- **Set problem**
In the entries below, find every line with "vous" and copy it.

--

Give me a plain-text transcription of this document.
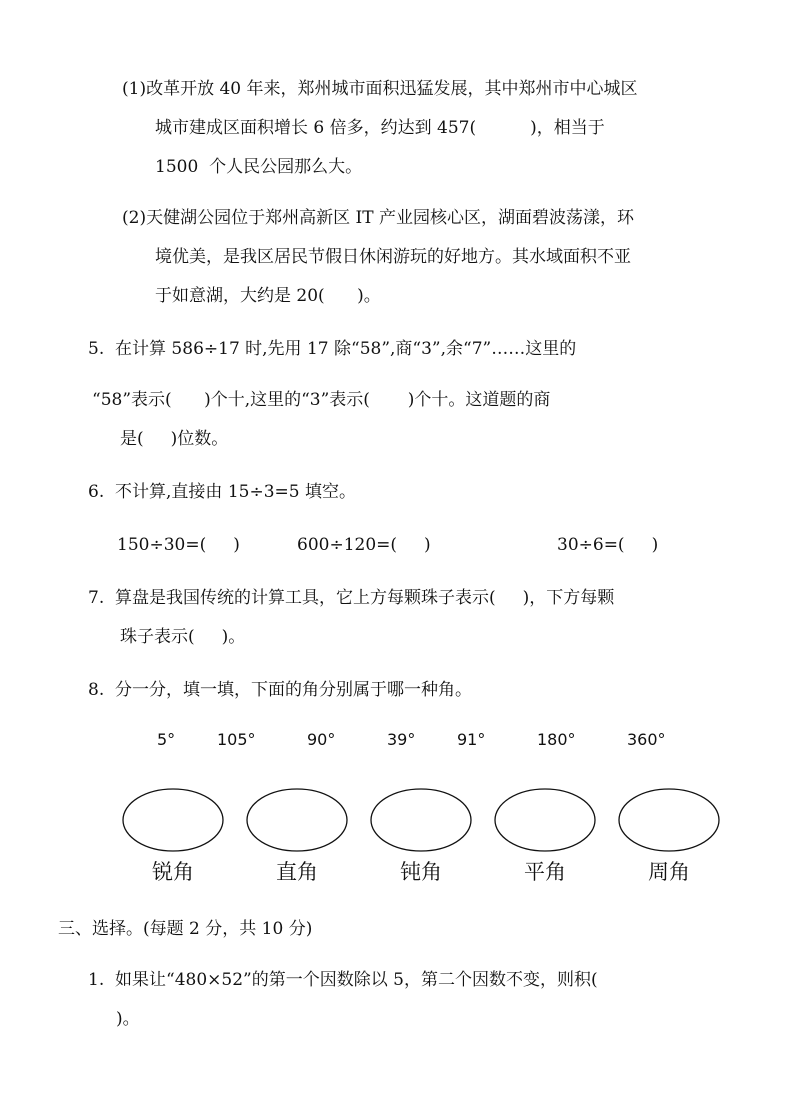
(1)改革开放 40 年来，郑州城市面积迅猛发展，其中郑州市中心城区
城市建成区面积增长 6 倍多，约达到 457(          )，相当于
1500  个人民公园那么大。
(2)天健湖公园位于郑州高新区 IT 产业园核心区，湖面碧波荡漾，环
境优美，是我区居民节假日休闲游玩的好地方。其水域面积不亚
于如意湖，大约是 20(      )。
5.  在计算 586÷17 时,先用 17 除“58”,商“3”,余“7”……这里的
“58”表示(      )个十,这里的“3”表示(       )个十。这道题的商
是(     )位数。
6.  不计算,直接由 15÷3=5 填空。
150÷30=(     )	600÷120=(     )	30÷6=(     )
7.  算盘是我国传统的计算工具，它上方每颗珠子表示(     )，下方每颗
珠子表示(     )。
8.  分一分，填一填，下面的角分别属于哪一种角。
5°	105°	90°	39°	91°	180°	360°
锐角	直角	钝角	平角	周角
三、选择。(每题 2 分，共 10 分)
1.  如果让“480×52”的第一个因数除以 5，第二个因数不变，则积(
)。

--

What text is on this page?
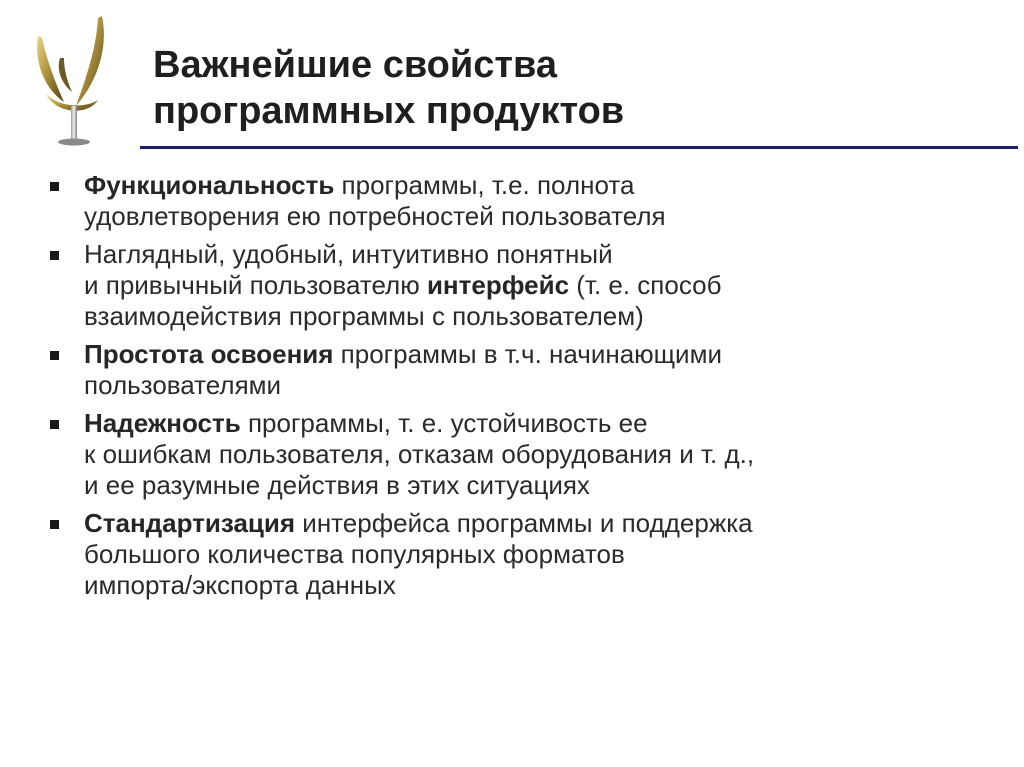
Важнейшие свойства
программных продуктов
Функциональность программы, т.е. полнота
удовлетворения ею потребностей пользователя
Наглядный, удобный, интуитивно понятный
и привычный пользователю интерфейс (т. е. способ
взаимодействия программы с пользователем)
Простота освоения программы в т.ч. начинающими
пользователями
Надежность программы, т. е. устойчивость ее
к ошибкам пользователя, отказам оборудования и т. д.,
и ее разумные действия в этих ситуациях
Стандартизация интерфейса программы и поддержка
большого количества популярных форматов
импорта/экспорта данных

--

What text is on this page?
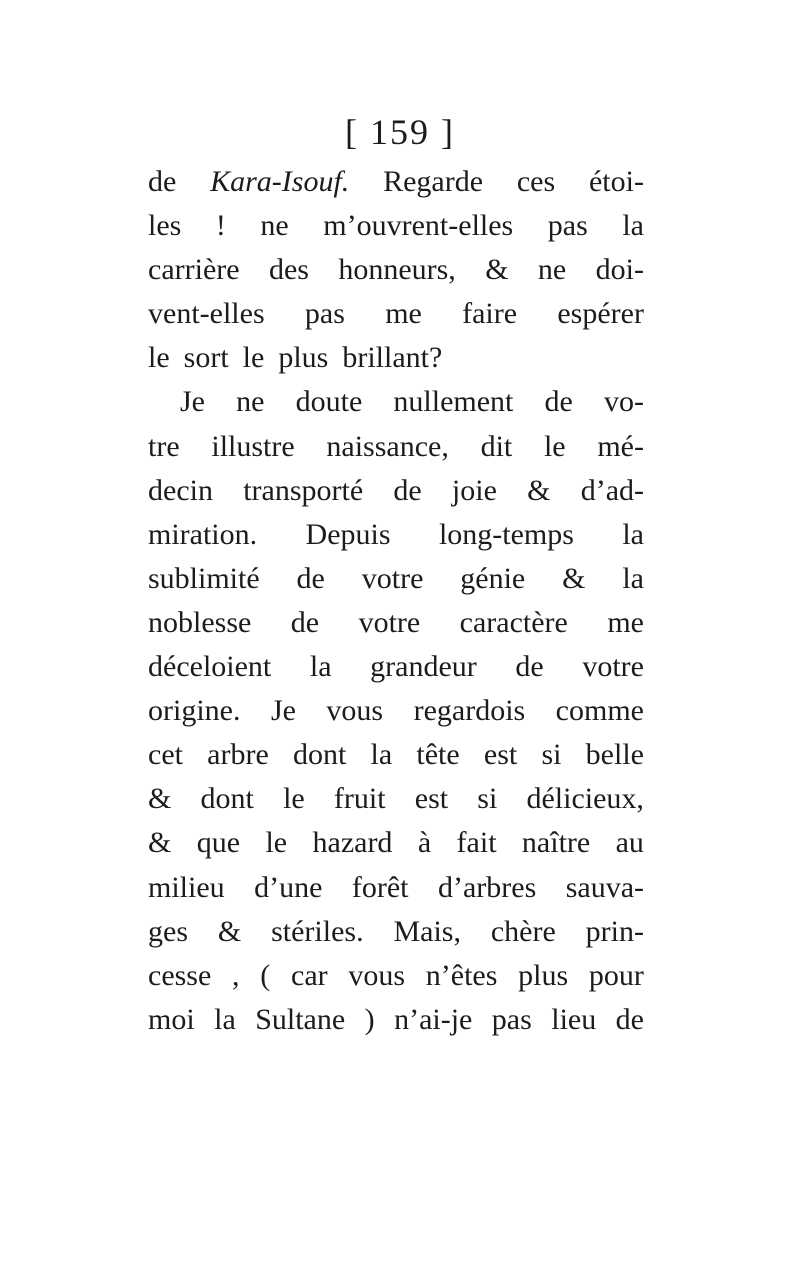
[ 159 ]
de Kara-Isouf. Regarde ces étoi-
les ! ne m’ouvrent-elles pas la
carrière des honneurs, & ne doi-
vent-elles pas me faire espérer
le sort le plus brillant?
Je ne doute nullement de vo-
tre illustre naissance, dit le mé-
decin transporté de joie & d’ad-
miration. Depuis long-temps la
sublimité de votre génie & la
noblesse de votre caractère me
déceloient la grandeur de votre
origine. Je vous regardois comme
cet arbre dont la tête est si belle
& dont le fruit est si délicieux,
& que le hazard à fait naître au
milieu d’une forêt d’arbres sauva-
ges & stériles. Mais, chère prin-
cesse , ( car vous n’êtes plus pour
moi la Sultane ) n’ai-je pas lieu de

--

- **The result**
origine. Je vous regardois comme
cesse , ( car vous n’êtes plus pour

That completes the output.